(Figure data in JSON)
++++++++++++++++++++

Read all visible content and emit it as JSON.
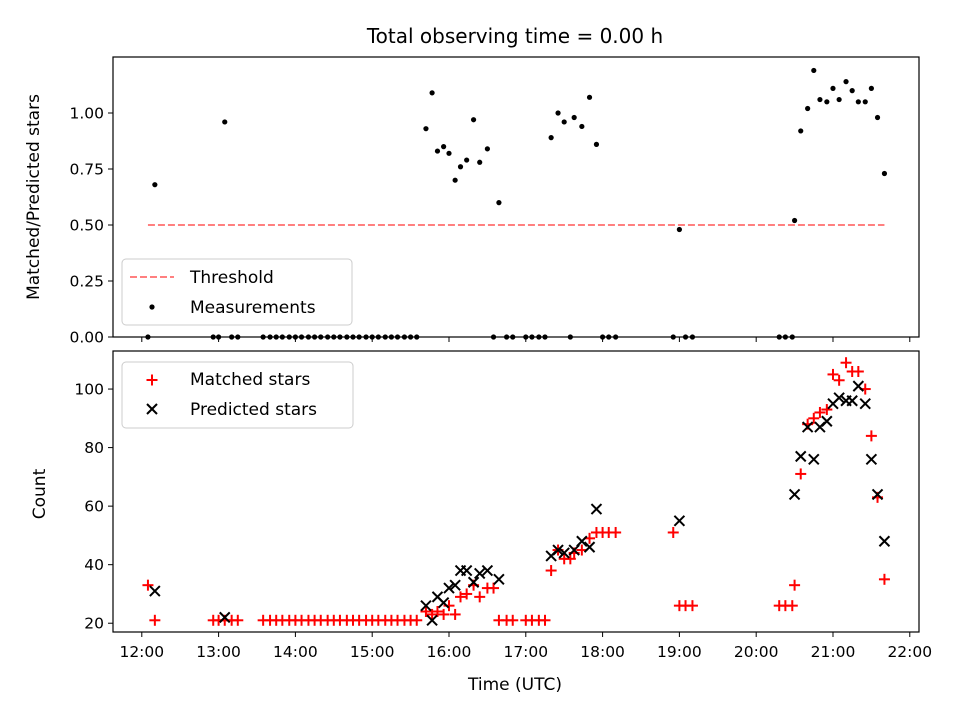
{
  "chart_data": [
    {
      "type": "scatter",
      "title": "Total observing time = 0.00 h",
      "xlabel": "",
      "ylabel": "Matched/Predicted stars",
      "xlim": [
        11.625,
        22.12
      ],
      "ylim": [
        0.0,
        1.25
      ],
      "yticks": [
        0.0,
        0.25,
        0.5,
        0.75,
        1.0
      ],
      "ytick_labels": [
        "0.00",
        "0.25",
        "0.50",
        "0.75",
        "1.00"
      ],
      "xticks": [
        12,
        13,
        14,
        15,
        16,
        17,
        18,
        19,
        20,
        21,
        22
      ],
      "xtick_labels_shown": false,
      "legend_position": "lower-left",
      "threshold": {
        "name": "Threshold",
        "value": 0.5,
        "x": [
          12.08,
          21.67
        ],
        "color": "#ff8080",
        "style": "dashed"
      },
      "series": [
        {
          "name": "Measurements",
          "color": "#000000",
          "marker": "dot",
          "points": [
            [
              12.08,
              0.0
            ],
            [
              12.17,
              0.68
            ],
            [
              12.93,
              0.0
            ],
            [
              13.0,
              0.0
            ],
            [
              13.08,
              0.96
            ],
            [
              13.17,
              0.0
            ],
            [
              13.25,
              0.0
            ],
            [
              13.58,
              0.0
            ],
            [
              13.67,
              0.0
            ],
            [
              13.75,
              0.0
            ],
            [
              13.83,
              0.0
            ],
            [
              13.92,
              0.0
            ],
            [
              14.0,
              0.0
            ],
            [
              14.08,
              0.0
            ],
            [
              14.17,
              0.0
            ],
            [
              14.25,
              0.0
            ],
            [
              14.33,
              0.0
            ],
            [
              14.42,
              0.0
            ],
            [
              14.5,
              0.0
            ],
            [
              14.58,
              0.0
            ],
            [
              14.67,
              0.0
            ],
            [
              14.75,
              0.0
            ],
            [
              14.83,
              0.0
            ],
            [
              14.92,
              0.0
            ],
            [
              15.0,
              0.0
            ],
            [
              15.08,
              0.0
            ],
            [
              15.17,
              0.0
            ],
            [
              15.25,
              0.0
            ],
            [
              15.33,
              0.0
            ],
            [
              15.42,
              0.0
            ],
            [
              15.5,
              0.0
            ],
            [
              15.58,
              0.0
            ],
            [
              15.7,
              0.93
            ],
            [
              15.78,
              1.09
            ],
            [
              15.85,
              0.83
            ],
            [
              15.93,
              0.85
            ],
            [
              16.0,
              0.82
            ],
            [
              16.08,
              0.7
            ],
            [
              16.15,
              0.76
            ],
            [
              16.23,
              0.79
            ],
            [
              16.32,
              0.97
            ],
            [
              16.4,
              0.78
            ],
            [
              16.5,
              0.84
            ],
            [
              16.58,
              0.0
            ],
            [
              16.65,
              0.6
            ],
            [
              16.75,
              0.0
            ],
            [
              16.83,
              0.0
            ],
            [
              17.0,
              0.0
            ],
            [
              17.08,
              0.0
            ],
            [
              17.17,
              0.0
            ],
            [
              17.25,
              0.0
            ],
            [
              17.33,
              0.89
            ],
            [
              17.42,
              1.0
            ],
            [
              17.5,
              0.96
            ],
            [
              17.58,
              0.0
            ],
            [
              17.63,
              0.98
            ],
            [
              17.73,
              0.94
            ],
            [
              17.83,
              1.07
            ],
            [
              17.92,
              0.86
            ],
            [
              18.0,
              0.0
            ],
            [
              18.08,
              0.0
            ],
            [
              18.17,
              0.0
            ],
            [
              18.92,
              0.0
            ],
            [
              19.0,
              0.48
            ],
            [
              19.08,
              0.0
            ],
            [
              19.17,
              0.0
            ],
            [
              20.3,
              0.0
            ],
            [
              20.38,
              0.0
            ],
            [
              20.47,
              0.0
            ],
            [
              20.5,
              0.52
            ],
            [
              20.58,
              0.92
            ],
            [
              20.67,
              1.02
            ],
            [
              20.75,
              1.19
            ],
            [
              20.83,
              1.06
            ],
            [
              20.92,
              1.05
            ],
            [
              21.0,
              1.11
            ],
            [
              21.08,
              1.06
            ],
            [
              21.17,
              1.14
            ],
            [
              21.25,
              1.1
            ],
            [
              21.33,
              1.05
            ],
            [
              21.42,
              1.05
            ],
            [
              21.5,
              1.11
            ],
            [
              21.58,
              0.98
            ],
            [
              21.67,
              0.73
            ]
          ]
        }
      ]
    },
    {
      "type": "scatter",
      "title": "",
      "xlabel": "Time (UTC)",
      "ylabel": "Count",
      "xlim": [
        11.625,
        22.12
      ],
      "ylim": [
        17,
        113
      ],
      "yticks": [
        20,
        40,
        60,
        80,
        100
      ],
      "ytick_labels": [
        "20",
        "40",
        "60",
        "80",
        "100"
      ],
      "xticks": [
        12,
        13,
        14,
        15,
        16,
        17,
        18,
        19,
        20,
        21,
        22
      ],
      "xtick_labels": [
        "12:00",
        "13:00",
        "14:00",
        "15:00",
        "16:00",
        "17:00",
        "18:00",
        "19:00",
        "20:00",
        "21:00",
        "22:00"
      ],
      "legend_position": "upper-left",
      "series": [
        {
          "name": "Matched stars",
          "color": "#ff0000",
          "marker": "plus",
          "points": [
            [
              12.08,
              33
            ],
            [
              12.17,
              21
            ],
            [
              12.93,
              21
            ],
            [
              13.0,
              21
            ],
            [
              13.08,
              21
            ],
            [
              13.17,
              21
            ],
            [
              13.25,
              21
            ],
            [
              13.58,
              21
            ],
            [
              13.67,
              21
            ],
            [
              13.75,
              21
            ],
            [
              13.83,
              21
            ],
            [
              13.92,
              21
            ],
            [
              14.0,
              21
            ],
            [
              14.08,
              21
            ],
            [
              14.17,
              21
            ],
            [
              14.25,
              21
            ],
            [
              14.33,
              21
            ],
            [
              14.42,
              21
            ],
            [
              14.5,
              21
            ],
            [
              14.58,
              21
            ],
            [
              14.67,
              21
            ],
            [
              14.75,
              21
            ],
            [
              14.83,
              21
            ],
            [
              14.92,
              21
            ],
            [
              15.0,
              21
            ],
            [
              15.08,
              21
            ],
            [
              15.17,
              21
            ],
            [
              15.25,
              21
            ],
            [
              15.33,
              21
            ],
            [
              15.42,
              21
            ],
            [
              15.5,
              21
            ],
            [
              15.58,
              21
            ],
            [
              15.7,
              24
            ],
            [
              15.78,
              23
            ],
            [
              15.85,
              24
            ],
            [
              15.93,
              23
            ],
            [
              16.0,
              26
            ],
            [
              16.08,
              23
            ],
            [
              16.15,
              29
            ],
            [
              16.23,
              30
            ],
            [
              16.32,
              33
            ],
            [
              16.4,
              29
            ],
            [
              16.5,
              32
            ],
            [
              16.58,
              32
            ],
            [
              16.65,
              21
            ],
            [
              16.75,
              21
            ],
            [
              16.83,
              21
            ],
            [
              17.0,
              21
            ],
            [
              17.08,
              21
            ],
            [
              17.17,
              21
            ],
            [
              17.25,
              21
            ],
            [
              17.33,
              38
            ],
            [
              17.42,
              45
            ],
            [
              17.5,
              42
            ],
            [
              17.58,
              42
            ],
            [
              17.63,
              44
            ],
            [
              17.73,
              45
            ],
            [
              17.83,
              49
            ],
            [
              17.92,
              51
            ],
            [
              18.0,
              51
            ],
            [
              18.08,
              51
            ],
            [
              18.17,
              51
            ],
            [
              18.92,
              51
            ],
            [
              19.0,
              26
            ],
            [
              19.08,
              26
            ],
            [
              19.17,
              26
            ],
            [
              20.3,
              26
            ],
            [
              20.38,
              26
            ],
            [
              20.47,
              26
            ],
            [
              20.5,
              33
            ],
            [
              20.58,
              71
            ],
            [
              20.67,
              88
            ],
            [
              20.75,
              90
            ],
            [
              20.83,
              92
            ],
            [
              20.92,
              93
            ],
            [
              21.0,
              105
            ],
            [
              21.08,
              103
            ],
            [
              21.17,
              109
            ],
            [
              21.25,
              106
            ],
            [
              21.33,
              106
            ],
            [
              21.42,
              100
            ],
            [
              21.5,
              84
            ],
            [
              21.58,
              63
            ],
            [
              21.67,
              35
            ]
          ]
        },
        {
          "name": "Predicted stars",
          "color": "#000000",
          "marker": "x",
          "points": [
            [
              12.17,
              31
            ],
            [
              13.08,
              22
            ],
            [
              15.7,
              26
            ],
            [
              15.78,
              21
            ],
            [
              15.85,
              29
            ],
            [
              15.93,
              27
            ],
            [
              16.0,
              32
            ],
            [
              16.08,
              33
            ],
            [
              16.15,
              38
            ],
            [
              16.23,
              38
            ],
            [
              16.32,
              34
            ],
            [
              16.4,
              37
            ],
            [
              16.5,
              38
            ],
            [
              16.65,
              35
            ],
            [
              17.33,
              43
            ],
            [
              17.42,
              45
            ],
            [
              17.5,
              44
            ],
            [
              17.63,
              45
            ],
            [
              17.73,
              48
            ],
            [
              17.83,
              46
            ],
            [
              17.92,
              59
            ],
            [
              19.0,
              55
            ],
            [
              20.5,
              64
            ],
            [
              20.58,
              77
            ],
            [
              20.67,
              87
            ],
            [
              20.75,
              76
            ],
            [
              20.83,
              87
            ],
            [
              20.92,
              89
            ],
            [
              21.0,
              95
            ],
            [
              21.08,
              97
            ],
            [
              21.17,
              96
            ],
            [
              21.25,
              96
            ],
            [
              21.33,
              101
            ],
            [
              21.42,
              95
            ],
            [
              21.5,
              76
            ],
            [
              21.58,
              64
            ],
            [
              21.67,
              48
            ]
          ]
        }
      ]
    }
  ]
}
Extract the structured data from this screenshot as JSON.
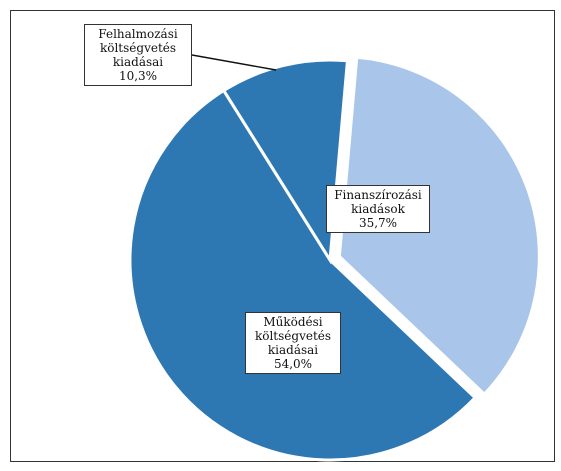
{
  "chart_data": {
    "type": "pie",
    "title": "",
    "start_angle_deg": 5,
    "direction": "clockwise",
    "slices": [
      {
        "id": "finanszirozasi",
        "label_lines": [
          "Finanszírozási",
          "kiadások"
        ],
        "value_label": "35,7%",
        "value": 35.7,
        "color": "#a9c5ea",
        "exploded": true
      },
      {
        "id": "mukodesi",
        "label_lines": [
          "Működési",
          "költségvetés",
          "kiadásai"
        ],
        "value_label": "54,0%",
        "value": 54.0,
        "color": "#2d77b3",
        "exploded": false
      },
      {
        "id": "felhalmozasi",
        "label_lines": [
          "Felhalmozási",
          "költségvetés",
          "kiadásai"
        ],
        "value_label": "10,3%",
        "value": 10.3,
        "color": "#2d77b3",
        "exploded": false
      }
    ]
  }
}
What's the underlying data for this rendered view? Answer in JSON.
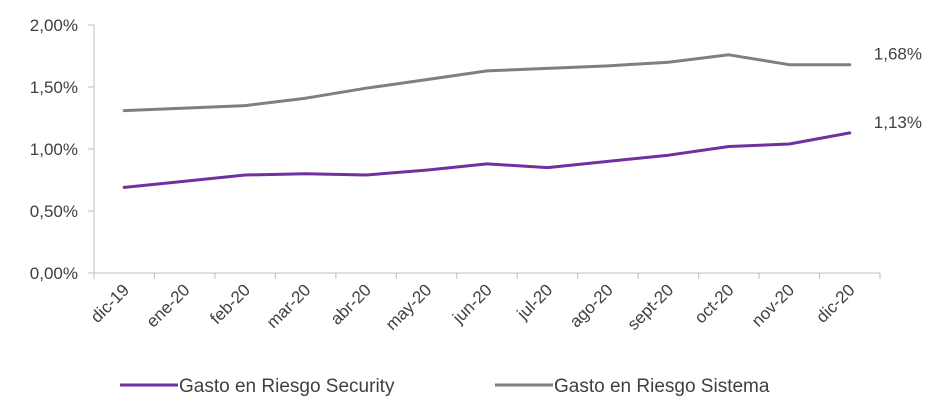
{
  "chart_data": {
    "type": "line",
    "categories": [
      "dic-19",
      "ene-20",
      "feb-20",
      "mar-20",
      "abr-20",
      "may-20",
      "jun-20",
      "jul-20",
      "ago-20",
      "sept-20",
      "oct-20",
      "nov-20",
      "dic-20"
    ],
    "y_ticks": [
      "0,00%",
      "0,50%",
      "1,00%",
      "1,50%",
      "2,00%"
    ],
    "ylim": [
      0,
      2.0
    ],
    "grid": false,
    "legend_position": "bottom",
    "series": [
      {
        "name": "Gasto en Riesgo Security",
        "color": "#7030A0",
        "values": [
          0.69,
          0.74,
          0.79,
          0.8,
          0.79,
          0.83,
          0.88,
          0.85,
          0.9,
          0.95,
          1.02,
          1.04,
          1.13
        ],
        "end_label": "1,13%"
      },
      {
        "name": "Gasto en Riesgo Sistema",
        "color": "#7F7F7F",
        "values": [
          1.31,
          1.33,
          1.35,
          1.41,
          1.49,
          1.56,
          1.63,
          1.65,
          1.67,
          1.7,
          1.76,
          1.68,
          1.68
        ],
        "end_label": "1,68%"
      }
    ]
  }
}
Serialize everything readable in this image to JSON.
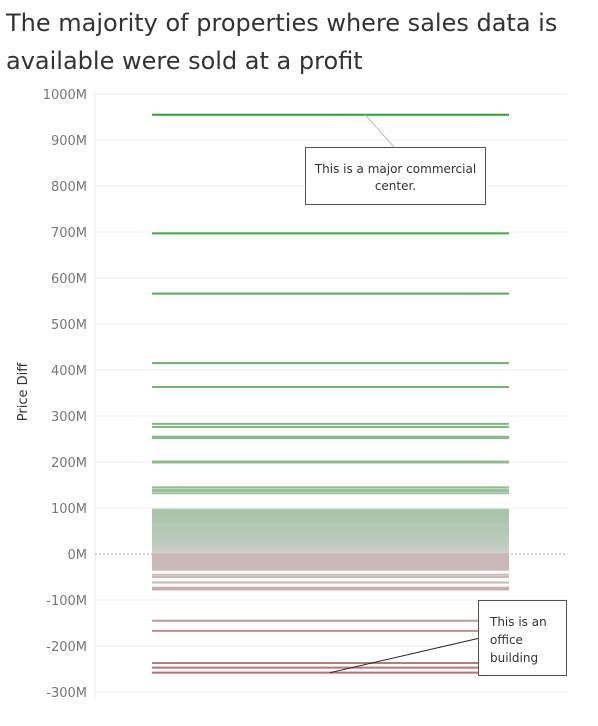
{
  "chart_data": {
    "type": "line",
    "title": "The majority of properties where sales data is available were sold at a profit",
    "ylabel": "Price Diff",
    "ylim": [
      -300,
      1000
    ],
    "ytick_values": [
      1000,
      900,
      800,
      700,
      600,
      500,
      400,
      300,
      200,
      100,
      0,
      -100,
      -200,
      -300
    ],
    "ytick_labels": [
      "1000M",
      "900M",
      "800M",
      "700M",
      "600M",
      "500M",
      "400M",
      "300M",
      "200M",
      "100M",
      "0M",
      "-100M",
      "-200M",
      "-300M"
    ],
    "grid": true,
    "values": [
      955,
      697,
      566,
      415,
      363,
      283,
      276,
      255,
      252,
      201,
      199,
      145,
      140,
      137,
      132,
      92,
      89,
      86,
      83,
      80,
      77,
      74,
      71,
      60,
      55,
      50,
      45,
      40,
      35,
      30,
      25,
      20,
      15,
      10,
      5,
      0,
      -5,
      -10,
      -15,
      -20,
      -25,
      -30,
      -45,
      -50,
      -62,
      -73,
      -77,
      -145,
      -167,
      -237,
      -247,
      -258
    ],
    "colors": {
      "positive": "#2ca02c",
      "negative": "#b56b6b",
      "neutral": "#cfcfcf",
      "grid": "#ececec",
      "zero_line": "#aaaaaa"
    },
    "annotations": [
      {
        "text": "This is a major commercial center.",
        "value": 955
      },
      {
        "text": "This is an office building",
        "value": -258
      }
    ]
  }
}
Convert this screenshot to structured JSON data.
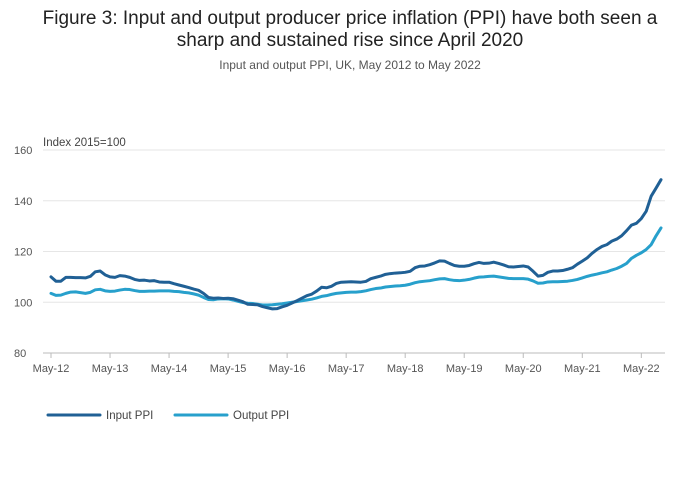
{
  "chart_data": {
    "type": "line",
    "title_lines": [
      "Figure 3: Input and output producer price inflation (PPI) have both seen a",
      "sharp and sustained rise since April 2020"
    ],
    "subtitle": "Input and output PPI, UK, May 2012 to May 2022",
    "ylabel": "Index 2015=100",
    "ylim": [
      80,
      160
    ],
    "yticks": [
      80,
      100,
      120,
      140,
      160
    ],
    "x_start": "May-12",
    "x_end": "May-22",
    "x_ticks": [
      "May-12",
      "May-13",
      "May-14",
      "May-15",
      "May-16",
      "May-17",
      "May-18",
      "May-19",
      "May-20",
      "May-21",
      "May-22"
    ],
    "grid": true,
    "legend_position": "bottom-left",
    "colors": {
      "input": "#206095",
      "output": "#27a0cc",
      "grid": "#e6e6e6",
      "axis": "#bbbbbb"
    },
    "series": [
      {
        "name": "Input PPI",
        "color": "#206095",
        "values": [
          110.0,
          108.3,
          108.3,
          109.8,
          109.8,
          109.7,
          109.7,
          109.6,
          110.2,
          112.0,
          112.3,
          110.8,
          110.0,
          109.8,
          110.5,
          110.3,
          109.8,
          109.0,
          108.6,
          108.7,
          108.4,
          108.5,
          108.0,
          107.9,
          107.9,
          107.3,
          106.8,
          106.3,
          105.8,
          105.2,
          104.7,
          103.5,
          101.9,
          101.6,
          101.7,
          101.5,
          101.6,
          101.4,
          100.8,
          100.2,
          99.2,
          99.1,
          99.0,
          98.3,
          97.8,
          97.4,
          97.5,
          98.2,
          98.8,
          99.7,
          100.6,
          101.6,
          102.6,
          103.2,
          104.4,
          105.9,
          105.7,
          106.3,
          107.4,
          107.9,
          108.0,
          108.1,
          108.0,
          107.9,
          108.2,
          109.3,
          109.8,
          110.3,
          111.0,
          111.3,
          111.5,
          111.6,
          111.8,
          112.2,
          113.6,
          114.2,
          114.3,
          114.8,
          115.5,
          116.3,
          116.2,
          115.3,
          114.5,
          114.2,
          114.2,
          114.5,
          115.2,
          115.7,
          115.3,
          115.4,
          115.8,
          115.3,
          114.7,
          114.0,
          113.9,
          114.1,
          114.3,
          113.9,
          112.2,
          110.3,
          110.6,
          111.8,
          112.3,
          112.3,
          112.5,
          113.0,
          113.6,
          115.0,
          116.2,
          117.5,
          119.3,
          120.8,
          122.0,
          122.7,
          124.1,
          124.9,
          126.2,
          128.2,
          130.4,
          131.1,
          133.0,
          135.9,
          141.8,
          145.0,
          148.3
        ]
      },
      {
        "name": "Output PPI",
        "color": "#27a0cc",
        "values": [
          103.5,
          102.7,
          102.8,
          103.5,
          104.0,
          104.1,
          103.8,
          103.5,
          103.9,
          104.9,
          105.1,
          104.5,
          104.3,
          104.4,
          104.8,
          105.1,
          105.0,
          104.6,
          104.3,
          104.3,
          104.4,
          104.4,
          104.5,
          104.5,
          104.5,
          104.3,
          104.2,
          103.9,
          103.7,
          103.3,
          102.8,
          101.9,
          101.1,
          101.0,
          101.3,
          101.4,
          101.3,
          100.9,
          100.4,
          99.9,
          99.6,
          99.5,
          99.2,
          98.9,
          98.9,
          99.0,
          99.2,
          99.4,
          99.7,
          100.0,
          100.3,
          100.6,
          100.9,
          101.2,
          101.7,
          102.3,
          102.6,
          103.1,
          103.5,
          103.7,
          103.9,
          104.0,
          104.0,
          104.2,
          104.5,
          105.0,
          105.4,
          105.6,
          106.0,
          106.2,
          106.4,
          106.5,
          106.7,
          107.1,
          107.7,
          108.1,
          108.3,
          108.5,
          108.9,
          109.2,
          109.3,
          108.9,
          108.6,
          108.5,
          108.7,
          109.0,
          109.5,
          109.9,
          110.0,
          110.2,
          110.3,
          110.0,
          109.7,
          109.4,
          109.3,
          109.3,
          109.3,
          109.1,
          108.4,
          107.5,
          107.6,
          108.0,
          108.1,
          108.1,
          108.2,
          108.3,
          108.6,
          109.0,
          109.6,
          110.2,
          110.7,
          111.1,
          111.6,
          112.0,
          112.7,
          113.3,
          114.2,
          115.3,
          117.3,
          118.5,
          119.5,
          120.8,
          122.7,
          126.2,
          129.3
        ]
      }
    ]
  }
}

++++++++++++++++++++

- **Exercise prompt**: Gather all the lines that include the word "bottom" and copy them out.

- **Written response**:
    "legend_position": "bottom",
    "legend_position": "bottom-left",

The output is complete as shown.